** begin **

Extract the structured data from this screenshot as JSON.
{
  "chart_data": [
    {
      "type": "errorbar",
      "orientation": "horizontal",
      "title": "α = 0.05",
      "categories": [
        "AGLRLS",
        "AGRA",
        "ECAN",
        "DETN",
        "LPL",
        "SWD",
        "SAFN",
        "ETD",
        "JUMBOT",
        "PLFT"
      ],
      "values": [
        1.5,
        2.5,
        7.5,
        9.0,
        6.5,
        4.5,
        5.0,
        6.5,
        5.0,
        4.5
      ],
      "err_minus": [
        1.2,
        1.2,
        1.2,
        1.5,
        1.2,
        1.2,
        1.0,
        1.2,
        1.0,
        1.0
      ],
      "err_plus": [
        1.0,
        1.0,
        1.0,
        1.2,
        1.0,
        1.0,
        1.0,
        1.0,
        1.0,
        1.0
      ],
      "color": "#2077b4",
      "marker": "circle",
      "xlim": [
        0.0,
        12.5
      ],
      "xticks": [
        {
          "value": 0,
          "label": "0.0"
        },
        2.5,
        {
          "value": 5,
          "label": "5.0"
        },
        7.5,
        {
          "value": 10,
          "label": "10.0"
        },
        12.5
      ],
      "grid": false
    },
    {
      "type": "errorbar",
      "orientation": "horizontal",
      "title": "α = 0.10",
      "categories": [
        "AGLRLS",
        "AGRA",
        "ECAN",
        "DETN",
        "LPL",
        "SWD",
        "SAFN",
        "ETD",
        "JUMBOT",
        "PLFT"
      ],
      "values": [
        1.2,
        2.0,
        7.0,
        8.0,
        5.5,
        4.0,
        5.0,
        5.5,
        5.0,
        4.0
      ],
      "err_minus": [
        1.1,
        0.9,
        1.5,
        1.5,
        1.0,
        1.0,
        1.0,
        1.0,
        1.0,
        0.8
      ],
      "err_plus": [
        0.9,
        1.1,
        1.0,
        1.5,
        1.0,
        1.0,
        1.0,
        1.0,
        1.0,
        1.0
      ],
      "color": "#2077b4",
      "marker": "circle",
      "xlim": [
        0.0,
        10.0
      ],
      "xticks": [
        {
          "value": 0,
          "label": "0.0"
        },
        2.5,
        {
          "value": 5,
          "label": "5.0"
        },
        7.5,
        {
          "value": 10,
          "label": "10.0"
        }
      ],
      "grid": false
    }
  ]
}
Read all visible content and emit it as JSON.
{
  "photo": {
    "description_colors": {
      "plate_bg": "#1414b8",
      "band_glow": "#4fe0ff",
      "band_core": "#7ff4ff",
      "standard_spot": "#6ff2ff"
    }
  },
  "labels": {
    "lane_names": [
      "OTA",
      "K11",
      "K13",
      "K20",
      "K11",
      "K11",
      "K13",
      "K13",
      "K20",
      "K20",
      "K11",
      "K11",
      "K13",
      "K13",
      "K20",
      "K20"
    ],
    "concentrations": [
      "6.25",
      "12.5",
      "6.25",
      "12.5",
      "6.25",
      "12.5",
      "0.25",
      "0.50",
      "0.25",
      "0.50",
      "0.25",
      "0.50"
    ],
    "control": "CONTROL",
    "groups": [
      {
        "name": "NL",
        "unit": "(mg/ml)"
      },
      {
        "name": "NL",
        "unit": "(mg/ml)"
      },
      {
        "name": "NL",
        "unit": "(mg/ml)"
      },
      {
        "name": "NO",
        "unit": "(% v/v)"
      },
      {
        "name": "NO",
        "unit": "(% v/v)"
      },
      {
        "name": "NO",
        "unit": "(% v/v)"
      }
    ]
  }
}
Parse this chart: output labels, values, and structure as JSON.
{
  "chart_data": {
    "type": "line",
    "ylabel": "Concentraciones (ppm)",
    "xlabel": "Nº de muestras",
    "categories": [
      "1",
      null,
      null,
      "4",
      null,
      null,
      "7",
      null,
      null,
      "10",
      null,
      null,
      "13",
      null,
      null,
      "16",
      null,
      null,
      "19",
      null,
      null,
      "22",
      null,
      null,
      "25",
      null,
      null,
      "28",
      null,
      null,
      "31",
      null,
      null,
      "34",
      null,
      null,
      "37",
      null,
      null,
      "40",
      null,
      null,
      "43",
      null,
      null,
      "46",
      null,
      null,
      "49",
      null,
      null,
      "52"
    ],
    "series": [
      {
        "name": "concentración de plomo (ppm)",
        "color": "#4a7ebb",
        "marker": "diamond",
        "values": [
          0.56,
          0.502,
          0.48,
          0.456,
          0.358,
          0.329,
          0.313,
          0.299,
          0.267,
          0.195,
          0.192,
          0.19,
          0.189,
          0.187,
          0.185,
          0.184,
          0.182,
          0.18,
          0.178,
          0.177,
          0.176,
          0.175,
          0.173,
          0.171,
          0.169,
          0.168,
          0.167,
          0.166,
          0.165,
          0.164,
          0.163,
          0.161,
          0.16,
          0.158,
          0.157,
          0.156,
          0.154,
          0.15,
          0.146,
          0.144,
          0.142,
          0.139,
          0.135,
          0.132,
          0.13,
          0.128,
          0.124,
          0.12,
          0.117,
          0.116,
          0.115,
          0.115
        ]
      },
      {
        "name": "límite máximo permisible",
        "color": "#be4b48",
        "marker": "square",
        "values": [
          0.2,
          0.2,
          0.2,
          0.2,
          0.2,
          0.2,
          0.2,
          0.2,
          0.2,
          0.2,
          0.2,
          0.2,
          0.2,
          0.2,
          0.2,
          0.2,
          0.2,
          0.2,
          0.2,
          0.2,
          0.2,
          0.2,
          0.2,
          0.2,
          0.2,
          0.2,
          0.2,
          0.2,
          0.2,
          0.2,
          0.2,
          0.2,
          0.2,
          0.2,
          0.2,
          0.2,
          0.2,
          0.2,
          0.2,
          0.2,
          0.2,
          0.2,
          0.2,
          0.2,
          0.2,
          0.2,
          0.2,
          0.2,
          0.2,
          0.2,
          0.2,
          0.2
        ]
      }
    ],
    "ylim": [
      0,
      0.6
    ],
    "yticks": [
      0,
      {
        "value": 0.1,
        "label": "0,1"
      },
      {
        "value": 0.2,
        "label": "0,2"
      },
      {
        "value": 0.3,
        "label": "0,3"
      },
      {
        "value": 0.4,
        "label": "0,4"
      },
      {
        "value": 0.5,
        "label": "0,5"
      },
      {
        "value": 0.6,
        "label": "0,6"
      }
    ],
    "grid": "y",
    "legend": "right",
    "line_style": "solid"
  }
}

** end **

- _SHORT PROBLEM_: Extract the full listing and reproduce each line exactly.

- _TASK SOLUTION_:
Extract the structured data from this screenshot as JSON.
{
  "chart_data": [
    {
      "type": "errorbar",
      "orientation": "horizontal",
      "title": "α = 0.05",
      "categories": [
        "AGLRLS",
        "AGRA",
        "ECAN",
        "DETN",
        "LPL",
        "SWD",
        "SAFN",
        "ETD",
        "JUMBOT",
        "PLFT"
      ],
      "values": [
        1.5,
        2.5,
        7.5,
        9.0,
        6.5,
        4.5,
        5.0,
        6.5,
        5.0,
        4.5
      ],
      "err_minus": [
        1.2,
        1.2,
        1.2,
        1.5,
        1.2,
        1.2,
        1.0,
        1.2,
        1.0,
        1.0
      ],
      "err_plus": [
        1.0,
        1.0,
        1.0,
        1.2,
        1.0,
        1.0,
        1.0,
        1.0,
        1.0,
        1.0
      ],
      "color": "#2077b4",
      "marker": "circle",
      "xlim": [
        0.0,
        12.5
      ],
      "xticks": [
        {
          "value": 0,
          "label": "0.0"
        },
        2.5,
        {
          "value": 5,
          "label": "5.0"
        },
        7.5,
        {
          "value": 10,
          "label": "10.0"
        },
        12.5
      ],
      "grid": false
    },
    {
      "type": "errorbar",
      "orientation": "horizontal",
      "title": "α = 0.10",
      "categories": [
        "AGLRLS",
        "AGRA",
        "ECAN",
        "DETN",
        "LPL",
        "SWD",
        "SAFN",
        "ETD",
        "JUMBOT",
        "PLFT"
      ],
      "values": [
        1.2,
        2.0,
        7.0,
        8.0,
        5.5,
        4.0,
        5.0,
        5.5,
        5.0,
        4.0
      ],
      "err_minus": [
        1.1,
        0.9,
        1.5,
        1.5,
        1.0,
        1.0,
        1.0,
        1.0,
        1.0,
        0.8
      ],
      "err_plus": [
        0.9,
        1.1,
        1.0,
        1.5,
        1.0,
        1.0,
        1.0,
        1.0,
        1.0,
        1.0
      ],
      "color": "#2077b4",
      "marker": "circle",
      "xlim": [
        0.0,
        10.0
      ],
      "xticks": [
        {
          "value": 0,
          "label": "0.0"
        },
        2.5,
        {
          "value": 5,
          "label": "5.0"
        },
        7.5,
        {
          "value": 10,
          "label": "10.0"
        }
      ],
      "grid": false
    }
  ]
}
Read all visible content and emit it as JSON.
{
  "photo": {
    "description_colors": {
      "plate_bg": "#1414b8",
      "band_glow": "#4fe0ff",
      "band_core": "#7ff4ff",
      "standard_spot": "#6ff2ff"
    }
  },
  "labels": {
    "lane_names": [
      "OTA",
      "K11",
      "K13",
      "K20",
      "K11",
      "K11",
      "K13",
      "K13",
      "K20",
      "K20",
      "K11",
      "K11",
      "K13",
      "K13",
      "K20",
      "K20"
    ],
    "concentrations": [
      "6.25",
      "12.5",
      "6.25",
      "12.5",
      "6.25",
      "12.5",
      "0.25",
      "0.50",
      "0.25",
      "0.50",
      "0.25",
      "0.50"
    ],
    "control": "CONTROL",
    "groups": [
      {
        "name": "NL",
        "unit": "(mg/ml)"
      },
      {
        "name": "NL",
        "unit": "(mg/ml)"
      },
      {
        "name": "NL",
        "unit": "(mg/ml)"
      },
      {
        "name": "NO",
        "unit": "(% v/v)"
      },
      {
        "name": "NO",
        "unit": "(% v/v)"
      },
      {
        "name": "NO",
        "unit": "(% v/v)"
      }
    ]
  }
}
Parse this chart: output labels, values, and structure as JSON.
{
  "chart_data": {
    "type": "line",
    "ylabel": "Concentraciones (ppm)",
    "xlabel": "Nº de muestras",
    "categories": [
      "1",
      null,
      null,
      "4",
      null,
      null,
      "7",
      null,
      null,
      "10",
      null,
      null,
      "13",
      null,
      null,
      "16",
      null,
      null,
      "19",
      null,
      null,
      "22",
      null,
      null,
      "25",
      null,
      null,
      "28",
      null,
      null,
      "31",
      null,
      null,
      "34",
      null,
      null,
      "37",
      null,
      null,
      "40",
      null,
      null,
      "43",
      null,
      null,
      "46",
      null,
      null,
      "49",
      null,
      null,
      "52"
    ],
    "series": [
      {
        "name": "concentración de plomo (ppm)",
        "color": "#4a7ebb",
        "marker": "diamond",
        "values": [
          0.56,
          0.502,
          0.48,
          0.456,
          0.358,
          0.329,
          0.313,
          0.299,
          0.267,
          0.195,
          0.192,
          0.19,
          0.189,
          0.187,
          0.185,
          0.184,
          0.182,
          0.18,
          0.178,
          0.177,
          0.176,
          0.175,
          0.173,
          0.171,
          0.169,
          0.168,
          0.167,
          0.166,
          0.165,
          0.164,
          0.163,
          0.161,
          0.16,
          0.158,
          0.157,
          0.156,
          0.154,
          0.15,
          0.146,
          0.144,
          0.142,
          0.139,
          0.135,
          0.132,
          0.13,
          0.128,
          0.124,
          0.12,
          0.117,
          0.116,
          0.115,
          0.115
        ]
      },
      {
        "name": "límite máximo permisible",
        "color": "#be4b48",
        "marker": "square",
        "values": [
          0.2,
          0.2,
          0.2,
          0.2,
          0.2,
          0.2,
          0.2,
          0.2,
          0.2,
          0.2,
          0.2,
          0.2,
          0.2,
          0.2,
          0.2,
          0.2,
          0.2,
          0.2,
          0.2,
          0.2,
          0.2,
          0.2,
          0.2,
          0.2,
          0.2,
          0.2,
          0.2,
          0.2,
          0.2,
          0.2,
          0.2,
          0.2,
          0.2,
          0.2,
          0.2,
          0.2,
          0.2,
          0.2,
          0.2,
          0.2,
          0.2,
          0.2,
          0.2,
          0.2,
          0.2,
          0.2,
          0.2,
          0.2,
          0.2,
          0.2,
          0.2,
          0.2
        ]
      }
    ],
    "ylim": [
      0,
      0.6
    ],
    "yticks": [
      0,
      {
        "value": 0.1,
        "label": "0,1"
      },
      {
        "value": 0.2,
        "label": "0,2"
      },
      {
        "value": 0.3,
        "label": "0,3"
      },
      {
        "value": 0.4,
        "label": "0,4"
      },
      {
        "value": 0.5,
        "label": "0,5"
      },
      {
        "value": 0.6,
        "label": "0,6"
      }
    ],
    "grid": "y",
    "legend": "right",
    "line_style": "solid"
  }
}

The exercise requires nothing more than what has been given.